-- Saved data entries --
begin

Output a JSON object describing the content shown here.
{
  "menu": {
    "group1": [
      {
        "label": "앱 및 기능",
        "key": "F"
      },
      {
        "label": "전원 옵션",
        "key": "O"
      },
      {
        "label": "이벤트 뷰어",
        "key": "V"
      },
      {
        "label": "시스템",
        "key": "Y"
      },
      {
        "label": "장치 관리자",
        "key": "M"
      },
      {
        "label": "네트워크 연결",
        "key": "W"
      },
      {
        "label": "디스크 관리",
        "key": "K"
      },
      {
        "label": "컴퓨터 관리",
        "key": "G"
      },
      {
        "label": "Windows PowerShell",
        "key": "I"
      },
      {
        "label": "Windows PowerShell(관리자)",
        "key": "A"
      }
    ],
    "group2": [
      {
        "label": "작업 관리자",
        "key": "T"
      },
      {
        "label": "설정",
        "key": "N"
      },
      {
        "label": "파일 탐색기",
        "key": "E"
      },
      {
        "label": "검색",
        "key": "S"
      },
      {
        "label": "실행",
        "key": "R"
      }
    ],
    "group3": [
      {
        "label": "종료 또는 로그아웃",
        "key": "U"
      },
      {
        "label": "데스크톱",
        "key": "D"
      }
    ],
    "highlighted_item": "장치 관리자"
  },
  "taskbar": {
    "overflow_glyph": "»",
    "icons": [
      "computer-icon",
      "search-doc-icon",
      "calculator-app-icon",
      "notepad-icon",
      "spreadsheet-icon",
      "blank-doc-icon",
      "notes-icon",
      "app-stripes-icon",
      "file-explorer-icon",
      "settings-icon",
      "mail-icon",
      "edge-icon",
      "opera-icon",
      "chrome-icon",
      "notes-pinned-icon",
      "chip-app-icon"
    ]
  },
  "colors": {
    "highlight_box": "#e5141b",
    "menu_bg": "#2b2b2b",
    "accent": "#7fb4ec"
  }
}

end
begin

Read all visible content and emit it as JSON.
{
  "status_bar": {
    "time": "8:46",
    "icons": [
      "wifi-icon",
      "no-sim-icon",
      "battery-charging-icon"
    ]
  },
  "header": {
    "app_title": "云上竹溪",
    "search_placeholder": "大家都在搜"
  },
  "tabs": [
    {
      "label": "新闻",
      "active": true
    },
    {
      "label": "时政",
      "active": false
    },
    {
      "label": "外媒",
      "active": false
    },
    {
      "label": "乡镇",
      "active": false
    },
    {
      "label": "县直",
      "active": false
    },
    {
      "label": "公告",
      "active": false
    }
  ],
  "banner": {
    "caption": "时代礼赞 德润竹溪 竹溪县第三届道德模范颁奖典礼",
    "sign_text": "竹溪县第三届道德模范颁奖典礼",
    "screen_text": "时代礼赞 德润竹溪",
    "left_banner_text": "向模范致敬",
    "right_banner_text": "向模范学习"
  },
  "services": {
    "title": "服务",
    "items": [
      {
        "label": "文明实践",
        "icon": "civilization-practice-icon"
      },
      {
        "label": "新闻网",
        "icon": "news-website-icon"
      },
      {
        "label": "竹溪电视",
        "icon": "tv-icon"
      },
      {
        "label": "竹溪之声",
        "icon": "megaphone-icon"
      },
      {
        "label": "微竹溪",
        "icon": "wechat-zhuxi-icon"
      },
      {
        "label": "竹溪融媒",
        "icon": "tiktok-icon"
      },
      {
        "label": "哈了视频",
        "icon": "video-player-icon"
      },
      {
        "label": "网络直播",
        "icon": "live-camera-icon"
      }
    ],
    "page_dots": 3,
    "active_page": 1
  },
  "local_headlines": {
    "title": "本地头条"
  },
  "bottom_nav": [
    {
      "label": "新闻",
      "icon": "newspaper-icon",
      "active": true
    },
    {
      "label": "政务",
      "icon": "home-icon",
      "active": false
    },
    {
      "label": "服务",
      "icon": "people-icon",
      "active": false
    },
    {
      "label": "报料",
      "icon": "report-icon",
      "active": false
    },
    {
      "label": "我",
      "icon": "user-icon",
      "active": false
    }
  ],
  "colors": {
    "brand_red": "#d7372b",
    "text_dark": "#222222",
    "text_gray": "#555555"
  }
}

end

-- Goal of the exercise --
Gather, from the listing above, every line carrying the word "德润竹溪".

-- Answer --
    "caption": "时代礼赞 德润竹溪 竹溪县第三届道德模范颁奖典礼",
    "screen_text": "时代礼赞 德润竹溪",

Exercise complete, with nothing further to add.